§ **Exercise instructions**: Find all lines in the records that include the word "image", and copy them out.

§ **Records provided**:
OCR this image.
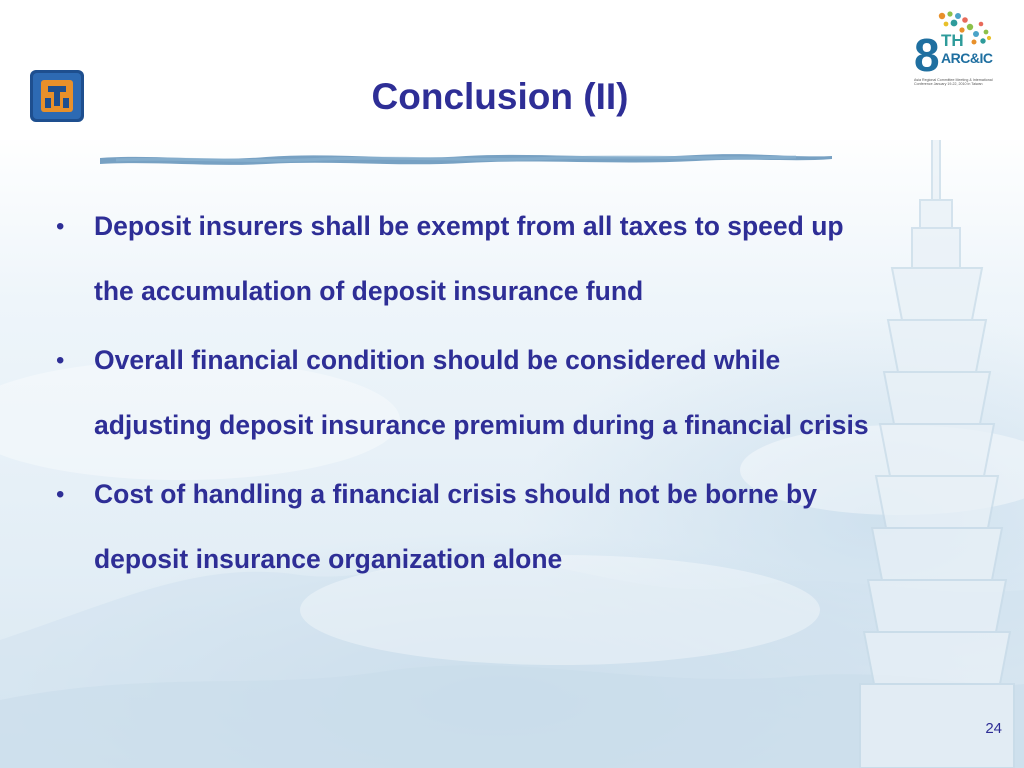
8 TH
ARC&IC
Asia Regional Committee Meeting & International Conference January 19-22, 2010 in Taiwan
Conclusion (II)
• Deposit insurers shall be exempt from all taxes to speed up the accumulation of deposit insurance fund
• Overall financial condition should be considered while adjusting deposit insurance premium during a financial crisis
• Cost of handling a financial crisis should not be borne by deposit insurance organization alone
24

==

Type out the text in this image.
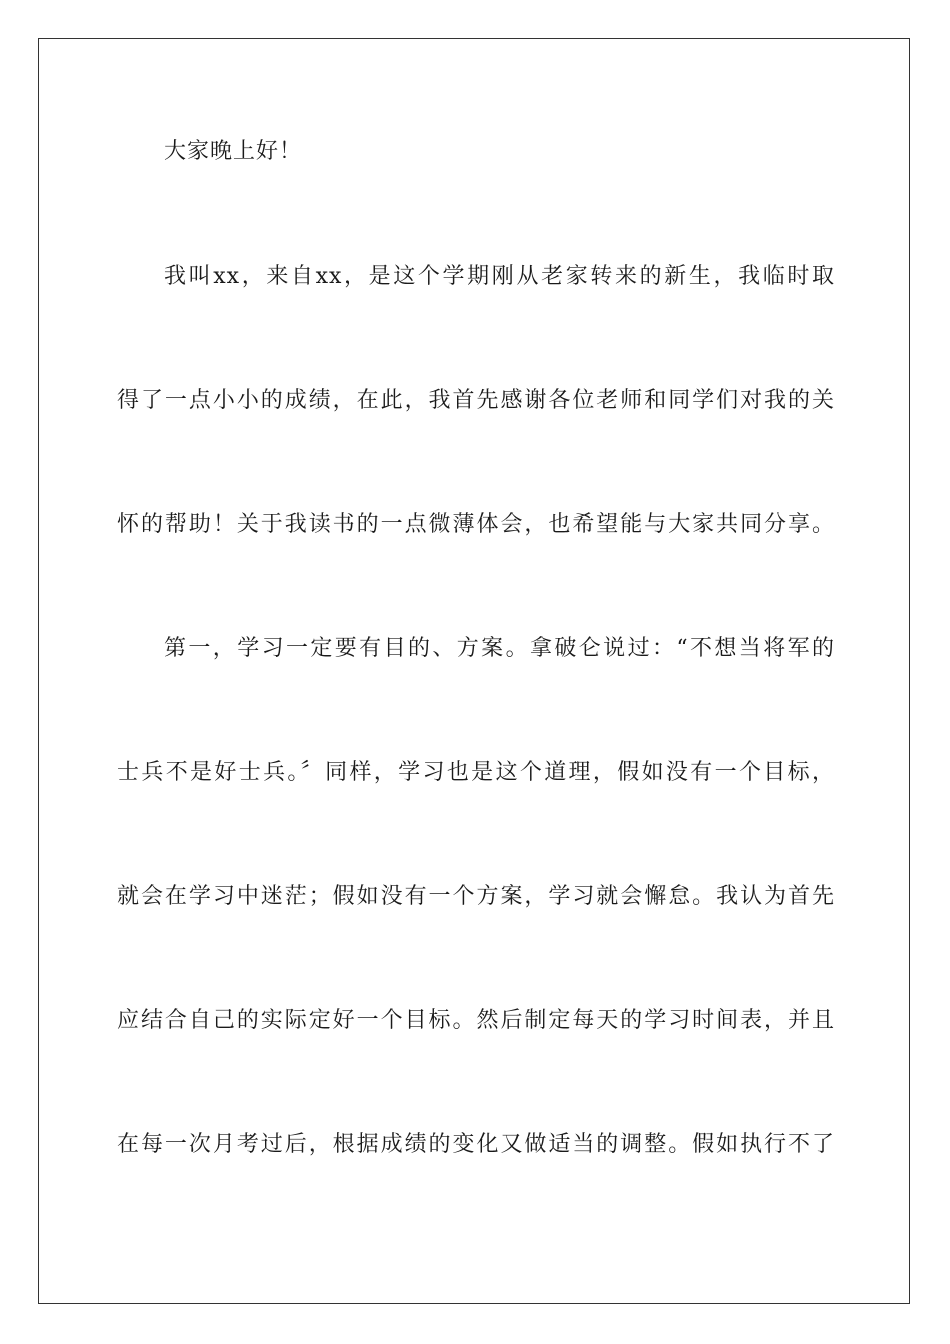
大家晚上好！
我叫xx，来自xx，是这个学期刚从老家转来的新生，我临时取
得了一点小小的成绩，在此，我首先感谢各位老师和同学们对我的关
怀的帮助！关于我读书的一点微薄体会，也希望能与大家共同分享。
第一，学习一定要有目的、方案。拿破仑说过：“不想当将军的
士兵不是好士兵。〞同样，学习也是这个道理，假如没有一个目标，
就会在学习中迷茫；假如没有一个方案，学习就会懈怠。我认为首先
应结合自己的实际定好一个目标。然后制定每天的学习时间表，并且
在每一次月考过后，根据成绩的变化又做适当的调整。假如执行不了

§ **In response**:
OCR this image.
Type out the text in this image.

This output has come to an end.